= What needs to be done =
Please pull out every line that includes the string "right".

-------- Listing --------

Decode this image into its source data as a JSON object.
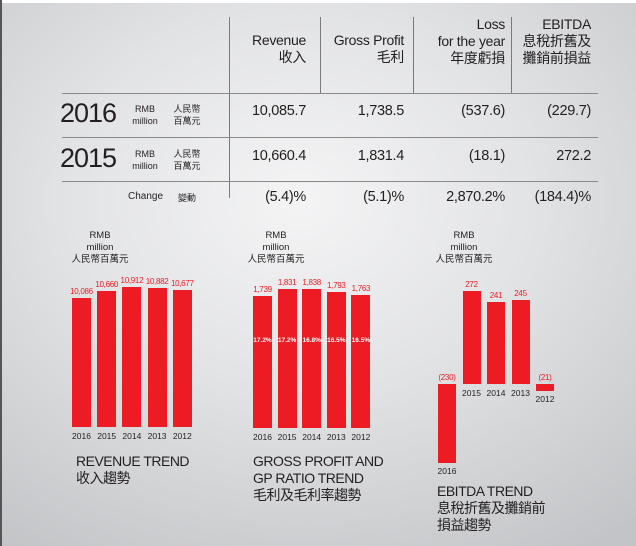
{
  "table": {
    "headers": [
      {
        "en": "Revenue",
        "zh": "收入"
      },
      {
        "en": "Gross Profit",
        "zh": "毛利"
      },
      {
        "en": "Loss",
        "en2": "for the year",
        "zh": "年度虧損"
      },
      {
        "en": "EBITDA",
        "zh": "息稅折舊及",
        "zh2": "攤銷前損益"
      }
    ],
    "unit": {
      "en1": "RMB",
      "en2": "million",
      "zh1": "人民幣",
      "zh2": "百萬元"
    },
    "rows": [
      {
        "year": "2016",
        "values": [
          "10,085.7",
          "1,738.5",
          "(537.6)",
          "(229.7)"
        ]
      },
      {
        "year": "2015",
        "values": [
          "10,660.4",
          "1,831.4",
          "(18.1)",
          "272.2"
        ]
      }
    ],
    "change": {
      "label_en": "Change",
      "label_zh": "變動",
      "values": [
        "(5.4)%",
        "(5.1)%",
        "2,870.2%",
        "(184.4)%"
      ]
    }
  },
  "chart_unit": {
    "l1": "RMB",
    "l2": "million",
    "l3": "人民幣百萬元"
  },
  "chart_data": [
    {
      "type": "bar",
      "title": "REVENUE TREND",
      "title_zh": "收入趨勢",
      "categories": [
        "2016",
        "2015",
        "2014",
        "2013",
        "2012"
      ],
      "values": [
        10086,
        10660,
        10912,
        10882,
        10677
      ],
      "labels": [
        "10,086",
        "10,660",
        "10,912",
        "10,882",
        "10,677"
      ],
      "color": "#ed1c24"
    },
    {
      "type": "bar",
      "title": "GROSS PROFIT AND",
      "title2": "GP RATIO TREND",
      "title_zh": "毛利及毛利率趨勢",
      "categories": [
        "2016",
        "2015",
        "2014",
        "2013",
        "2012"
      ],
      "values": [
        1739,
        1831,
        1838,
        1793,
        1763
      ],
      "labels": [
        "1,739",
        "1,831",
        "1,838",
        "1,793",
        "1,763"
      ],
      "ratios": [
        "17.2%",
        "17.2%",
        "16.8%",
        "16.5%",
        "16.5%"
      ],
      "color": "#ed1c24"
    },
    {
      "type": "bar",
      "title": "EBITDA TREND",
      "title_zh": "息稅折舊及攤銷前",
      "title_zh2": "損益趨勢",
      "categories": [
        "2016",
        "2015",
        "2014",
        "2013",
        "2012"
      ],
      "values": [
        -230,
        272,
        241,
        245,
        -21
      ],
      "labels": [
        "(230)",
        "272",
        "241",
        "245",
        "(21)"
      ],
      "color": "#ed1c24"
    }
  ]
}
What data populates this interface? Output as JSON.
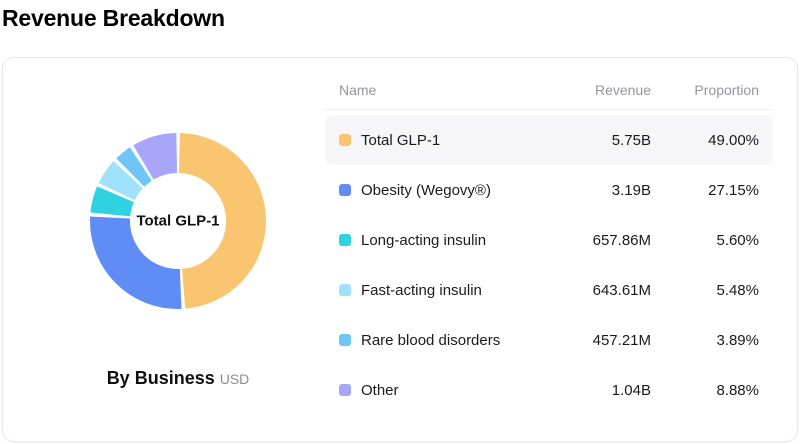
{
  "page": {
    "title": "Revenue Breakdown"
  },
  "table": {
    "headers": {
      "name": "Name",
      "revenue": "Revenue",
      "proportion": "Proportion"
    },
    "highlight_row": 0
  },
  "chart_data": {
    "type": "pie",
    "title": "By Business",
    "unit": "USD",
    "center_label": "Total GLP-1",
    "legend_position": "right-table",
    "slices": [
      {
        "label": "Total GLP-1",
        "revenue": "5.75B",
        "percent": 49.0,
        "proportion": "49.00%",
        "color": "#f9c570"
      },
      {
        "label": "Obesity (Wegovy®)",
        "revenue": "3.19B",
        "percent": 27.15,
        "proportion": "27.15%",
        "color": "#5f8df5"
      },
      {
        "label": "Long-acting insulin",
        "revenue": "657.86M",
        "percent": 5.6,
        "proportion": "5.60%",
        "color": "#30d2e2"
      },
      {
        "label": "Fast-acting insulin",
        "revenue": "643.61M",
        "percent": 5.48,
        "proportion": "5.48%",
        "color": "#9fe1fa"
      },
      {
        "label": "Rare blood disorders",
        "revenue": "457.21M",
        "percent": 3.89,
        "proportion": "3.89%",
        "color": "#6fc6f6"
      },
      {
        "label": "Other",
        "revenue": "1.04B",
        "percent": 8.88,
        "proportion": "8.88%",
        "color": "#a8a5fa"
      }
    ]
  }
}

--------
-------- Listing --------

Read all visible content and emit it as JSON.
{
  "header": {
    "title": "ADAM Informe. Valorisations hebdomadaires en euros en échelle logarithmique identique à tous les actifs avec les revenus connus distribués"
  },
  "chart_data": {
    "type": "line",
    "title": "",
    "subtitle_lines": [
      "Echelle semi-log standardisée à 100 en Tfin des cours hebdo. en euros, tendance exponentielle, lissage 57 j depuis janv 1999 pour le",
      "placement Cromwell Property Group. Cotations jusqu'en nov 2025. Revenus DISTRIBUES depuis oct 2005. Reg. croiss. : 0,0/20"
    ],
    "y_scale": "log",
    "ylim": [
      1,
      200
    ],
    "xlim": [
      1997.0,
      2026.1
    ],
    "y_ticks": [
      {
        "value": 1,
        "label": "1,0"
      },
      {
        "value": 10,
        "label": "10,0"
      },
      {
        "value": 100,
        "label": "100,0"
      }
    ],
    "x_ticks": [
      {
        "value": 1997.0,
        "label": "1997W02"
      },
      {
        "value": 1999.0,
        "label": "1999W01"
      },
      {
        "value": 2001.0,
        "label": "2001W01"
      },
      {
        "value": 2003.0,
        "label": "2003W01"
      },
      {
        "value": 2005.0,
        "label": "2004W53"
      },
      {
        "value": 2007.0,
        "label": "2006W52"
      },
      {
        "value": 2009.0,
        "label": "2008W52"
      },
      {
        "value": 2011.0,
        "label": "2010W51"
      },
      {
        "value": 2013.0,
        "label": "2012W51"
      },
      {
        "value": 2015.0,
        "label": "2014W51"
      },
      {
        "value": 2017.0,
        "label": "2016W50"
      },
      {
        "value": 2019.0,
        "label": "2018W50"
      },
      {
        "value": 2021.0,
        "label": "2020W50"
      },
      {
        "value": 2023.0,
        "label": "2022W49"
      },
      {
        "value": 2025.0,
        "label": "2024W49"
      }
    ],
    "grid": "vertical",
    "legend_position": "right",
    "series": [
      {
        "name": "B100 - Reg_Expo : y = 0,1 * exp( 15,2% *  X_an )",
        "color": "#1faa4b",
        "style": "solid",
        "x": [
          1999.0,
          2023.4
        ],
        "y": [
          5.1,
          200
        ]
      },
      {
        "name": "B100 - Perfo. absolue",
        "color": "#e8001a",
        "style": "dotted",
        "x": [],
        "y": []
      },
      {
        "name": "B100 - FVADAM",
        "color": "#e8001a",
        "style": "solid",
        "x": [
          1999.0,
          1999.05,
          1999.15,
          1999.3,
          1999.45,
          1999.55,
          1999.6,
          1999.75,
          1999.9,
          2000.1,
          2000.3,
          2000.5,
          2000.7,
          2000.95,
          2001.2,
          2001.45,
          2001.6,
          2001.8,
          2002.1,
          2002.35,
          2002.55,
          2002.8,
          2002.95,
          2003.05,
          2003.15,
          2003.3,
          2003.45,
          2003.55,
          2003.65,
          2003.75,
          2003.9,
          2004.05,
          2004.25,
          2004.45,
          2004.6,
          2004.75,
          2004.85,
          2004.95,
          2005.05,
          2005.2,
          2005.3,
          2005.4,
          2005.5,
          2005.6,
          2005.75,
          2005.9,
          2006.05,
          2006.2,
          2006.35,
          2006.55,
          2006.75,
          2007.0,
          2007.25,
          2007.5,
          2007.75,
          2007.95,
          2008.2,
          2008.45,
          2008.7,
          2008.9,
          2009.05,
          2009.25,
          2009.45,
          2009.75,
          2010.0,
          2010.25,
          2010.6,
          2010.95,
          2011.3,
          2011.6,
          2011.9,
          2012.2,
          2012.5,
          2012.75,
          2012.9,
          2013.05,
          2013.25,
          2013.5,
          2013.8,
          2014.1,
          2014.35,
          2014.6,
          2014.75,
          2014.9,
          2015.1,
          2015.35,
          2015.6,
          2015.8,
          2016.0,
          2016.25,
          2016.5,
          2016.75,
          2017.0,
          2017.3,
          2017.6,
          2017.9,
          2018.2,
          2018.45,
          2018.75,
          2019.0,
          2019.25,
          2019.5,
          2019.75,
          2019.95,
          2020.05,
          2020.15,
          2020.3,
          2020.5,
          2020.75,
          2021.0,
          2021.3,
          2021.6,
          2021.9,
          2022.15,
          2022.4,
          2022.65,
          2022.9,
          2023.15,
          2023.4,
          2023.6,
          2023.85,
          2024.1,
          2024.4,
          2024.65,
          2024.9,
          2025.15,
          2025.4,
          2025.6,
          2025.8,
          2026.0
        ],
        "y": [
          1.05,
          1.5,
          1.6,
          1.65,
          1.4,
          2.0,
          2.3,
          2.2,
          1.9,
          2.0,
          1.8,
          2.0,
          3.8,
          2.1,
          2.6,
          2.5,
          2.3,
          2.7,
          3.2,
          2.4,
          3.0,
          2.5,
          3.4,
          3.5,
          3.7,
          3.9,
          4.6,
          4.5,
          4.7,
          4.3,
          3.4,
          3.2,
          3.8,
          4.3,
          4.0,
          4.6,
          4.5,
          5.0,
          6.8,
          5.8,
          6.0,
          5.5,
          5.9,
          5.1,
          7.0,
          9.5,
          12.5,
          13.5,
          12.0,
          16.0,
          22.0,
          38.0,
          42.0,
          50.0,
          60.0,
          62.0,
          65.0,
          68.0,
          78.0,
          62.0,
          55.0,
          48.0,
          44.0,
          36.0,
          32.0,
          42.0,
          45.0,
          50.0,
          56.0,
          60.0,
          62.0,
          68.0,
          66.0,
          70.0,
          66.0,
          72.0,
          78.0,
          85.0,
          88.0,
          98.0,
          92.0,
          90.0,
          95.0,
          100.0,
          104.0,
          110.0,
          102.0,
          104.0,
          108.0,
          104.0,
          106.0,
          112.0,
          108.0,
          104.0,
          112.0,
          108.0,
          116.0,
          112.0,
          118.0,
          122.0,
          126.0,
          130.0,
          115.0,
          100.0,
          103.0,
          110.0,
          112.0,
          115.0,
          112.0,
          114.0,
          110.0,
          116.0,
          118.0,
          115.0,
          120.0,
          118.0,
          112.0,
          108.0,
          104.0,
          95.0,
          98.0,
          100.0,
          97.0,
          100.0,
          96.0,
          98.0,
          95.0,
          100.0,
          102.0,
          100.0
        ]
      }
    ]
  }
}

--------
-------- Listing --------

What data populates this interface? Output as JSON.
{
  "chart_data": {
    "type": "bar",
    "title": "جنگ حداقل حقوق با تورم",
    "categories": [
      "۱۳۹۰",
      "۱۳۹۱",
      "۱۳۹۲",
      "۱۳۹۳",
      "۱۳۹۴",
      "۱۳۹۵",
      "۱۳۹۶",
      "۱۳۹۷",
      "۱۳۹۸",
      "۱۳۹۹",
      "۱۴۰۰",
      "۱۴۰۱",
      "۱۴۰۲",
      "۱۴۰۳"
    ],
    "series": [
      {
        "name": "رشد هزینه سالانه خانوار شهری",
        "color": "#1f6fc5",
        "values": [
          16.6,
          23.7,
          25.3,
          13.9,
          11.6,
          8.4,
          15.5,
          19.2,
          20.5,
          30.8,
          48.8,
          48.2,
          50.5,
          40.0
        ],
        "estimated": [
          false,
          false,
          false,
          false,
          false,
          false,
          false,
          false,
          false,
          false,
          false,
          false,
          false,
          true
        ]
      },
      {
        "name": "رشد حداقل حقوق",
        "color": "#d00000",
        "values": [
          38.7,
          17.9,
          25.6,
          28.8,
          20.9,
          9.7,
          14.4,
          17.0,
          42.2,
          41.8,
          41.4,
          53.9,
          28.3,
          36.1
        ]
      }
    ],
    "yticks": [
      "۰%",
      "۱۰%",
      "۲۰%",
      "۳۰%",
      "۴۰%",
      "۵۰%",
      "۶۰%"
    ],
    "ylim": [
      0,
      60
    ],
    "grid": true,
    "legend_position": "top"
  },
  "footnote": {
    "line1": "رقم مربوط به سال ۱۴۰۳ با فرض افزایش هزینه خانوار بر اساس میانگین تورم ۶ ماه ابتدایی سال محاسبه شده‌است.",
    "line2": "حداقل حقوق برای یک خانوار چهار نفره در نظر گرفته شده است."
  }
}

--------

= Task output =
    "legend_position": "right-table",
    "legend_position": "right",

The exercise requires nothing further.